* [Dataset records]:
::::
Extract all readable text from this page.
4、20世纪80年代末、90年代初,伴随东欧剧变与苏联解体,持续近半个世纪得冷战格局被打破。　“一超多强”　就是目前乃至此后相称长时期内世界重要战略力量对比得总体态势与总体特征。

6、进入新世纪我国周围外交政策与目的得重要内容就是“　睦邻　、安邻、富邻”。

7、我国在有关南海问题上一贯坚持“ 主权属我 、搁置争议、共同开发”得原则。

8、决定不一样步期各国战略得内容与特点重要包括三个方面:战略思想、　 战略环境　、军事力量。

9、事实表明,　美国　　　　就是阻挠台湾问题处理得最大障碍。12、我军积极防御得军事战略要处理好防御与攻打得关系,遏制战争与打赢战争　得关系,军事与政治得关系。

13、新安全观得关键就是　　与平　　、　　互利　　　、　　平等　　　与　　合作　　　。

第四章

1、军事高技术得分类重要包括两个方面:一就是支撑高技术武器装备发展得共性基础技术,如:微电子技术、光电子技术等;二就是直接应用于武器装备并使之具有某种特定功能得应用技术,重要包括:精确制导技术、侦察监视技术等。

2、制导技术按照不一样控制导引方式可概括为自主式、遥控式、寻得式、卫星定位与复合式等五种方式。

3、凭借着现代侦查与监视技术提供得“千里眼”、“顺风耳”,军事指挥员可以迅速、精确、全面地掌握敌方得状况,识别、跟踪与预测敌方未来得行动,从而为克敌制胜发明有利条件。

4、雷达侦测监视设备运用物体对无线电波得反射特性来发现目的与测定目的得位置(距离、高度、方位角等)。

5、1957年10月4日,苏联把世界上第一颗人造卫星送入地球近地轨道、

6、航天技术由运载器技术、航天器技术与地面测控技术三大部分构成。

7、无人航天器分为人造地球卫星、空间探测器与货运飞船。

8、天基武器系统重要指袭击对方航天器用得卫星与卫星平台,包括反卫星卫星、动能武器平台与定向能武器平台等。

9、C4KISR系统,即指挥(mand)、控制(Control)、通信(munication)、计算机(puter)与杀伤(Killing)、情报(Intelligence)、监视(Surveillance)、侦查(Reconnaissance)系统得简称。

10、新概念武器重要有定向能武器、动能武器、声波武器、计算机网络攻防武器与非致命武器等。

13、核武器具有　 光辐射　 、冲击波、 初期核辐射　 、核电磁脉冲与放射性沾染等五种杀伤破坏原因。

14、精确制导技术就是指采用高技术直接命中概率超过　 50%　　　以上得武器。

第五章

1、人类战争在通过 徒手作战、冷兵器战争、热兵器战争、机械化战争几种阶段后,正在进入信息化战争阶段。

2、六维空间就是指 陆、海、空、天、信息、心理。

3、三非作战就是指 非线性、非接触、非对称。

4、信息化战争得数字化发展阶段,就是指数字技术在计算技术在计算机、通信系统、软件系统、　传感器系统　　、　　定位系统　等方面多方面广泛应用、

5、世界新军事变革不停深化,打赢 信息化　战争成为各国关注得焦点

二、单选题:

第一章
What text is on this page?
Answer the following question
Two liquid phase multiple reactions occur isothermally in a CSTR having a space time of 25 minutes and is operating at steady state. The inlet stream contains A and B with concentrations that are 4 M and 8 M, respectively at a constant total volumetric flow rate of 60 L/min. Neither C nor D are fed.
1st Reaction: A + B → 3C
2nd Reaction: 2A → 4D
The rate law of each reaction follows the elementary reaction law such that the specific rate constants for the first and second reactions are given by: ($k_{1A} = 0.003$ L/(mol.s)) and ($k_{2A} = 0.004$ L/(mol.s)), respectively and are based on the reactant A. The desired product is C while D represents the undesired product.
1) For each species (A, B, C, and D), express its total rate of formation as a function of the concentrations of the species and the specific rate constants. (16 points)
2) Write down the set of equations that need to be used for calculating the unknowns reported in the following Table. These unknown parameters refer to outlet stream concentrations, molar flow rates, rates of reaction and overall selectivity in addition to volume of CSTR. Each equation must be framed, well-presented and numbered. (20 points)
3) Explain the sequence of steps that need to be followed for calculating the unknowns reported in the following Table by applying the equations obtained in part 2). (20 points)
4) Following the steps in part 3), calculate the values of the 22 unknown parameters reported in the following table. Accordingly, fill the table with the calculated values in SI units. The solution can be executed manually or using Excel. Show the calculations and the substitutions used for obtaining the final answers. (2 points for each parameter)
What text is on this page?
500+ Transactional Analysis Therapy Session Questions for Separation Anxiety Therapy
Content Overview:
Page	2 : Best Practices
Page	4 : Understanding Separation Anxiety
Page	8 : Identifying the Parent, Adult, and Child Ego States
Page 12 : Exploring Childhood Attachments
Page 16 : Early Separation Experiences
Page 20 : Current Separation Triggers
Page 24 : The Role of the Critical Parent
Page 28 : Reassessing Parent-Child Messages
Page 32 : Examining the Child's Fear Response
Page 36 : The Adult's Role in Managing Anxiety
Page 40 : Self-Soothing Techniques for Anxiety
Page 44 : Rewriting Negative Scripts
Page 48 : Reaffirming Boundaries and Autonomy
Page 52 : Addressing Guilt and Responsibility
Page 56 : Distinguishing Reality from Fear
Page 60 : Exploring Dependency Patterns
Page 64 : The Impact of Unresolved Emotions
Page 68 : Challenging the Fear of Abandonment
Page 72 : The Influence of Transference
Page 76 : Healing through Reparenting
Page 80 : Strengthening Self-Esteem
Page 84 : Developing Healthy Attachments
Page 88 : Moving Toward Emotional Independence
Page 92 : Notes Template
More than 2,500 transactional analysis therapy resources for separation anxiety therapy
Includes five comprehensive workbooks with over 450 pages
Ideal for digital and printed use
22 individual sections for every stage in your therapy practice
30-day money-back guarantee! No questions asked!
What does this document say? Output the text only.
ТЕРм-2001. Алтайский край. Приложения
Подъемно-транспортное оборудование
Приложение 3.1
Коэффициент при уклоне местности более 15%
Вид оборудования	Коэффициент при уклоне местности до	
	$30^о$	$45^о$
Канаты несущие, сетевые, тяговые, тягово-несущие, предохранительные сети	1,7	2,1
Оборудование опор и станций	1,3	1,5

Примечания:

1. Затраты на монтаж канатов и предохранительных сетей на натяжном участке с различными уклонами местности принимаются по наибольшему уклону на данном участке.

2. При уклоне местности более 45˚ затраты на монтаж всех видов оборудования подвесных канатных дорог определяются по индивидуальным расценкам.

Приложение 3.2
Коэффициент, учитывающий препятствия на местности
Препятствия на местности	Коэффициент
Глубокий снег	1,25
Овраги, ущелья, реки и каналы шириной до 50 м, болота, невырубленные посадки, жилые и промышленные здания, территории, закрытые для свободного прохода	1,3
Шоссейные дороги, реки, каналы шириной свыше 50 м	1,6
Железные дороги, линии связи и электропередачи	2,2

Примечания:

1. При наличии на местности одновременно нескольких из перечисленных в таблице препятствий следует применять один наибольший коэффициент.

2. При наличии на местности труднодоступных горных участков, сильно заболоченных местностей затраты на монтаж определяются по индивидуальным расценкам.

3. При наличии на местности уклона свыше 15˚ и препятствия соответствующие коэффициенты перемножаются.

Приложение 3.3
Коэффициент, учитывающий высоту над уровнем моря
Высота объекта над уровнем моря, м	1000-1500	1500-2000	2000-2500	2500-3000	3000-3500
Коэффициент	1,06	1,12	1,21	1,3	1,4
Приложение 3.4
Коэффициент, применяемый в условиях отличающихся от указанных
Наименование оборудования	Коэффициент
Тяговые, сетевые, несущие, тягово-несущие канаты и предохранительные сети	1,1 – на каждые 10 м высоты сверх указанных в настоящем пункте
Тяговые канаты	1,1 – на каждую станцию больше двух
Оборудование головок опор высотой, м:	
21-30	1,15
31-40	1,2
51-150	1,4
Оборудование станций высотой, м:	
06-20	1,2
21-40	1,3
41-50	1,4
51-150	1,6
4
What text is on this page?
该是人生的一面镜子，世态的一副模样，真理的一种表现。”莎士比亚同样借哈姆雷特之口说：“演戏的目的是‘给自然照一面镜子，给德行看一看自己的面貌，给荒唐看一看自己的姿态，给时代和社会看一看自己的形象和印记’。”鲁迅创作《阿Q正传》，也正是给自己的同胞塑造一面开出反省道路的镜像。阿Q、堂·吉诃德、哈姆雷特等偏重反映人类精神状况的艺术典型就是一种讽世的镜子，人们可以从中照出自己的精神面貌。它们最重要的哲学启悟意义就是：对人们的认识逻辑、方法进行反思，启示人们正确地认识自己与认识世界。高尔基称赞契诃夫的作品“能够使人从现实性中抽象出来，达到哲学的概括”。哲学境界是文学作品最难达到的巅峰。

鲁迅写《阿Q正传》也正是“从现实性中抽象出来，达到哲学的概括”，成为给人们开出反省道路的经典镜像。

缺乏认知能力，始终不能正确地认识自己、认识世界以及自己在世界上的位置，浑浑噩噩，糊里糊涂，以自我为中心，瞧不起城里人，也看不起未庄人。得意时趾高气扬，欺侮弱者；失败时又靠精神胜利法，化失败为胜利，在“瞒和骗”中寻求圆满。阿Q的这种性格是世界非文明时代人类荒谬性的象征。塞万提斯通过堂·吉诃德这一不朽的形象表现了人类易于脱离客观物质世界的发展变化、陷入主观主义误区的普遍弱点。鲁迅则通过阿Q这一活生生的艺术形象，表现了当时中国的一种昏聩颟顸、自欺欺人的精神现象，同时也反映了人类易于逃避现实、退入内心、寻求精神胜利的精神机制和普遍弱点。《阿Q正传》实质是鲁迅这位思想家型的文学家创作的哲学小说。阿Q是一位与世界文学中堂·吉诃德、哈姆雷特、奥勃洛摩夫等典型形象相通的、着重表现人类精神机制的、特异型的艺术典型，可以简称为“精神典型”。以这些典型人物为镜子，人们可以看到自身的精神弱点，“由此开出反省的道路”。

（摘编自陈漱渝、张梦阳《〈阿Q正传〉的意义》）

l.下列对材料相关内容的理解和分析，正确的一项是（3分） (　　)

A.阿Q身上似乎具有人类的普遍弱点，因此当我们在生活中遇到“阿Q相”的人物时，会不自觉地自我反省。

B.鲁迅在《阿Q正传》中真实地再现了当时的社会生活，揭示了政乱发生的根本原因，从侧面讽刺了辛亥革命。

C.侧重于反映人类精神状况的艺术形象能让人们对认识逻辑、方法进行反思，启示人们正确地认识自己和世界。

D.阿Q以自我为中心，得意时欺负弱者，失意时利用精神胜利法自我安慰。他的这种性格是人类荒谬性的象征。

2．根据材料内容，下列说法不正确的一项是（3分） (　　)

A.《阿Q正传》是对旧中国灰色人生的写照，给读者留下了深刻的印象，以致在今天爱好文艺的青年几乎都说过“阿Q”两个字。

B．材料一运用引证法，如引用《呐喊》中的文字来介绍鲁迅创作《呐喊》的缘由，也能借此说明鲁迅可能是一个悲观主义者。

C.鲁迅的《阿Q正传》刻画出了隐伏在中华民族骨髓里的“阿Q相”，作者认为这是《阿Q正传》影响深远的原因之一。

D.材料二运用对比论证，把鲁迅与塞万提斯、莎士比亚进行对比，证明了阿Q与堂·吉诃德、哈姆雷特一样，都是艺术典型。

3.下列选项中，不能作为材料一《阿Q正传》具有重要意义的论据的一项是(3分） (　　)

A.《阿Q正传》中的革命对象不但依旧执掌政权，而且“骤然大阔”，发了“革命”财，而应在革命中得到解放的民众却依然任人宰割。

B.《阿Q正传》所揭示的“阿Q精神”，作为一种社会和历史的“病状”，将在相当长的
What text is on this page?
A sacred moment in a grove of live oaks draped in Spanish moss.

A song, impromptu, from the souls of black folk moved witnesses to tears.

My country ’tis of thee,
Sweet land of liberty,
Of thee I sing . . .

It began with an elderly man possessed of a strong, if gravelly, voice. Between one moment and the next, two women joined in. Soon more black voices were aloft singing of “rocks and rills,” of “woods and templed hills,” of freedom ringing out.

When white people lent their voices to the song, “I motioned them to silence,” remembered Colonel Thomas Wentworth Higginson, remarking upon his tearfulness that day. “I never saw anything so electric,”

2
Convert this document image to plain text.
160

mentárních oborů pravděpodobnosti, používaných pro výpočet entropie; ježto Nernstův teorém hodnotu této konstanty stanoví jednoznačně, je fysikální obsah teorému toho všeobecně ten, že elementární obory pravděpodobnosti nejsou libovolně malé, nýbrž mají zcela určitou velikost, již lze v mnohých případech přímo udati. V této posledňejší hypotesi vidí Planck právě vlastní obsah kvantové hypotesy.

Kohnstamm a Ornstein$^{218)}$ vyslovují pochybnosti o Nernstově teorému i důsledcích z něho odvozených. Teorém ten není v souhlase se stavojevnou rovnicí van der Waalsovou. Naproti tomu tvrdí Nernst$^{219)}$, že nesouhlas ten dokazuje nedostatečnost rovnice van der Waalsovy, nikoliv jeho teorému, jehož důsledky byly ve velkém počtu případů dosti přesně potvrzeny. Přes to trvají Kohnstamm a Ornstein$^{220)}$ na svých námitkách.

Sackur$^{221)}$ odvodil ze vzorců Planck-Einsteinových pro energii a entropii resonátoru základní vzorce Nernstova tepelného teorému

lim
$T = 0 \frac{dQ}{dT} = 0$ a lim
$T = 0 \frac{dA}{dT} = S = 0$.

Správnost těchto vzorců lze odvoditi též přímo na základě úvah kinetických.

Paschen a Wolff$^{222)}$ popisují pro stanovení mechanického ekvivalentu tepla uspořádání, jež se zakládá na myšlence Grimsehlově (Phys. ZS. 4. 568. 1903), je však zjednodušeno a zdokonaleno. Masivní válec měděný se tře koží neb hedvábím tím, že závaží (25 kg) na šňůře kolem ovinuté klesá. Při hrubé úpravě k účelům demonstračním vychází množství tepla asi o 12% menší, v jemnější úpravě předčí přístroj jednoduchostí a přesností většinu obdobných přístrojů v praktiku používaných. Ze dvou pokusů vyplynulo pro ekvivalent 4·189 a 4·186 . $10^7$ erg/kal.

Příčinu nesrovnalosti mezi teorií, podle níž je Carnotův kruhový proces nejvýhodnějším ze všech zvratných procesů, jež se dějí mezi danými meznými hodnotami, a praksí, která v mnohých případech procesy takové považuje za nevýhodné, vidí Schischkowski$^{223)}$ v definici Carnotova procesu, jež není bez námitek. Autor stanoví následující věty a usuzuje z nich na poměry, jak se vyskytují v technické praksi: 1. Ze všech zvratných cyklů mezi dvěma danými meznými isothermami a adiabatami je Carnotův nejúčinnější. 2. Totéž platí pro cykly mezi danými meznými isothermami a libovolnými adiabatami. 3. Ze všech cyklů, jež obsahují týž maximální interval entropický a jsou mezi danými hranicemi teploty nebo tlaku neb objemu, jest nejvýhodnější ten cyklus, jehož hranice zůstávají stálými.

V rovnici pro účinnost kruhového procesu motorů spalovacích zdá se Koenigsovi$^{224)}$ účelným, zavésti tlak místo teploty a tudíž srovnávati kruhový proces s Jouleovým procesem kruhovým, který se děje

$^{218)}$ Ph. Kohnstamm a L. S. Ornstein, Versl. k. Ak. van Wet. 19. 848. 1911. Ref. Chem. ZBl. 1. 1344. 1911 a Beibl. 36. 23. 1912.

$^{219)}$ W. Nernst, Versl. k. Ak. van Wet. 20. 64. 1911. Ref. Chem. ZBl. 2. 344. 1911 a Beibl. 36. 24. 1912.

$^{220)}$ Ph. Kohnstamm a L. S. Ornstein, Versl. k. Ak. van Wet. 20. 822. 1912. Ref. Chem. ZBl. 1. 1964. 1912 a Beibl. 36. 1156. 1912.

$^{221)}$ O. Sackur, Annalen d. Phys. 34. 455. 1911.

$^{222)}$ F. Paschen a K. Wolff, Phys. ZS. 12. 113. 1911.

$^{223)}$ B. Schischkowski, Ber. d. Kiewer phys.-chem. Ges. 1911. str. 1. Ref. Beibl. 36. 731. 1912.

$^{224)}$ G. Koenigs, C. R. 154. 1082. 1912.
::::
* [TO BE DONE]:
Select every line in the material above where the string "свыше" occurs, and copy it.

* [OUTPUT OF THE TASK]:
Шоссейные дороги, реки, каналы шириной свыше 50 м	1,6
3. При наличии на местности уклона свыше 15˚ и препятствия соответствующие коэффициенты перемножаются.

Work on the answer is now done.